_Description of the task_
Write the data out again exactly, dropping any images it holds.

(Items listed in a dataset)
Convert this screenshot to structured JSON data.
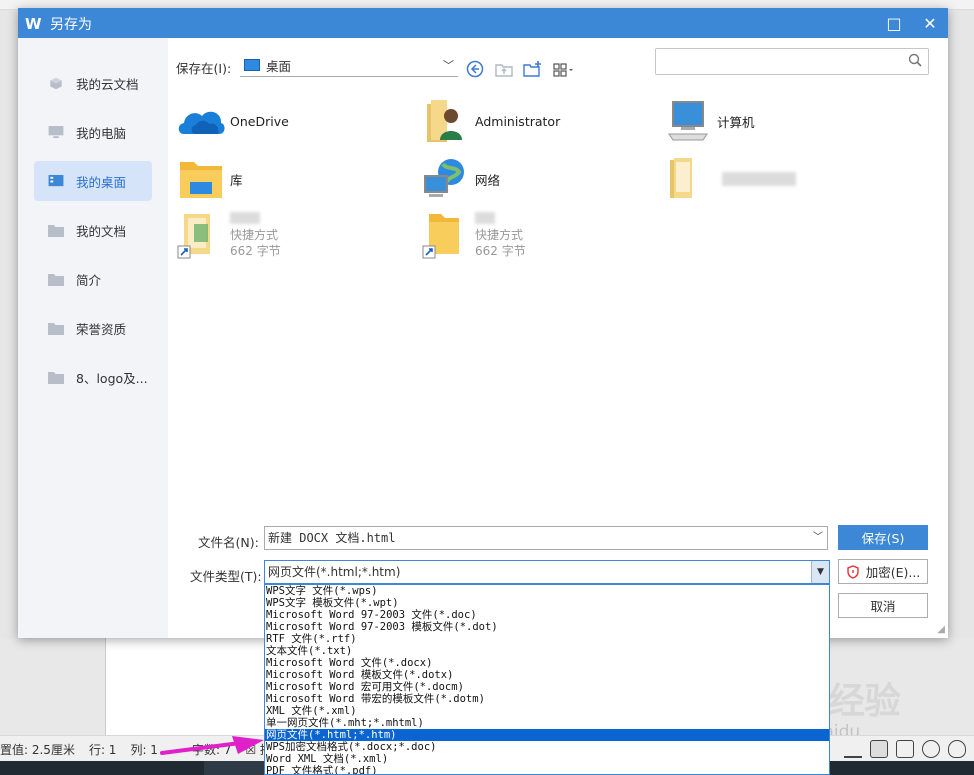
{
  "dialog": {
    "title": "另存为",
    "logo": "W",
    "buttons": {
      "maximize": "□",
      "close": "✕"
    }
  },
  "sidebar": {
    "items": [
      {
        "label": "我的云文档",
        "icon": "cube-icon",
        "active": false
      },
      {
        "label": "我的电脑",
        "icon": "monitor-icon",
        "active": false
      },
      {
        "label": "我的桌面",
        "icon": "desktop-icon",
        "active": true
      },
      {
        "label": "我的文档",
        "icon": "folder-icon",
        "active": false
      },
      {
        "label": "简介",
        "icon": "folder-icon",
        "active": false
      },
      {
        "label": "荣誉资质",
        "icon": "folder-icon",
        "active": false
      },
      {
        "label": "8、logo及...",
        "icon": "folder-icon",
        "active": false
      }
    ]
  },
  "location": {
    "label": "保存在(I):",
    "value": "桌面"
  },
  "search": {
    "placeholder": ""
  },
  "files": [
    {
      "name": "OneDrive",
      "icon": "onedrive-cloud-icon"
    },
    {
      "name": "Administrator",
      "icon": "user-folder-icon"
    },
    {
      "name": "计算机",
      "icon": "computer-icon"
    },
    {
      "name": "库",
      "icon": "library-folder-icon"
    },
    {
      "name": "网络",
      "icon": "network-icon"
    },
    {
      "name": "",
      "icon": "folder-icon"
    },
    {
      "name": "",
      "icon": "shortcut-folder-icon",
      "type": "快捷方式",
      "size": "662 字节"
    },
    {
      "name": "",
      "icon": "shortcut-folder-icon",
      "type": "快捷方式",
      "size": "662 字节"
    }
  ],
  "form": {
    "filename_label": "文件名(N):",
    "filename_value": "新建 DOCX 文档.html",
    "filetype_label": "文件类型(T):",
    "filetype_value": "网页文件(*.html;*.htm)",
    "save_button": "保存(S)",
    "encrypt_button": "加密(E)...",
    "cancel_button": "取消"
  },
  "filetype_options": [
    "WPS文字 文件(*.wps)",
    "WPS文字 模板文件(*.wpt)",
    "Microsoft Word 97-2003 文件(*.doc)",
    "Microsoft Word 97-2003 模板文件(*.dot)",
    "RTF 文件(*.rtf)",
    "文本文件(*.txt)",
    "Microsoft Word 文件(*.docx)",
    "Microsoft Word 模板文件(*.dotx)",
    "Microsoft Word 宏可用文件(*.docm)",
    "Microsoft Word 带宏的模板文件(*.dotm)",
    "XML 文件(*.xml)",
    "单一网页文件(*.mht;*.mhtml)",
    "网页文件(*.html;*.htm)",
    "WPS加密文档格式(*.docx;*.doc)",
    "Word XML 文档(*.xml)",
    "PDF 文件格式(*.pdf)"
  ],
  "selected_option_index": 12,
  "statusbar": {
    "setting": "置值: 2.5厘米",
    "row": "行: 1",
    "col": "列: 1",
    "wordcount": "字数: 7",
    "spell": "拼"
  },
  "watermark": {
    "main": "Bai 经验",
    "sub": "jingyan.baidu"
  },
  "colors": {
    "titlebar": "#3c87d6",
    "selected": "#0a64d2",
    "arrow": "#e020c8"
  }
}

_Solution for this exercise_
Convert this screenshot to structured JSON data.
{
  "dialog": {
    "title": "另存为",
    "logo": "W",
    "buttons": {
      "maximize": "□",
      "close": "✕"
    }
  },
  "sidebar": {
    "items": [
      {
        "label": "我的云文档",
        "icon": "cube-icon",
        "active": false
      },
      {
        "label": "我的电脑",
        "icon": "monitor-icon",
        "active": false
      },
      {
        "label": "我的桌面",
        "icon": "desktop-icon",
        "active": true
      },
      {
        "label": "我的文档",
        "icon": "folder-icon",
        "active": false
      },
      {
        "label": "简介",
        "icon": "folder-icon",
        "active": false
      },
      {
        "label": "荣誉资质",
        "icon": "folder-icon",
        "active": false
      },
      {
        "label": "8、logo及...",
        "icon": "folder-icon",
        "active": false
      }
    ]
  },
  "location": {
    "label": "保存在(I):",
    "value": "桌面"
  },
  "search": {
    "placeholder": ""
  },
  "files": [
    {
      "name": "OneDrive",
      "icon": "onedrive-cloud-icon"
    },
    {
      "name": "Administrator",
      "icon": "user-folder-icon"
    },
    {
      "name": "计算机",
      "icon": "computer-icon"
    },
    {
      "name": "库",
      "icon": "library-folder-icon"
    },
    {
      "name": "网络",
      "icon": "network-icon"
    },
    {
      "name": "",
      "icon": "folder-icon"
    },
    {
      "name": "",
      "icon": "shortcut-folder-icon",
      "type": "快捷方式",
      "size": "662 字节"
    },
    {
      "name": "",
      "icon": "shortcut-folder-icon",
      "type": "快捷方式",
      "size": "662 字节"
    }
  ],
  "form": {
    "filename_label": "文件名(N):",
    "filename_value": "新建 DOCX 文档.html",
    "filetype_label": "文件类型(T):",
    "filetype_value": "网页文件(*.html;*.htm)",
    "save_button": "保存(S)",
    "encrypt_button": "加密(E)...",
    "cancel_button": "取消"
  },
  "filetype_options": [
    "WPS文字 文件(*.wps)",
    "WPS文字 模板文件(*.wpt)",
    "Microsoft Word 97-2003 文件(*.doc)",
    "Microsoft Word 97-2003 模板文件(*.dot)",
    "RTF 文件(*.rtf)",
    "文本文件(*.txt)",
    "Microsoft Word 文件(*.docx)",
    "Microsoft Word 模板文件(*.dotx)",
    "Microsoft Word 宏可用文件(*.docm)",
    "Microsoft Word 带宏的模板文件(*.dotm)",
    "XML 文件(*.xml)",
    "单一网页文件(*.mht;*.mhtml)",
    "网页文件(*.html;*.htm)",
    "WPS加密文档格式(*.docx;*.doc)",
    "Word XML 文档(*.xml)",
    "PDF 文件格式(*.pdf)"
  ],
  "selected_option_index": 12,
  "statusbar": {
    "setting": "置值: 2.5厘米",
    "row": "行: 1",
    "col": "列: 1",
    "wordcount": "字数: 7",
    "spell": "拼"
  },
  "watermark": {
    "main": "Bai 经验",
    "sub": "jingyan.baidu"
  },
  "colors": {
    "titlebar": "#3c87d6",
    "selected": "#0a64d2",
    "arrow": "#e020c8"
  }
}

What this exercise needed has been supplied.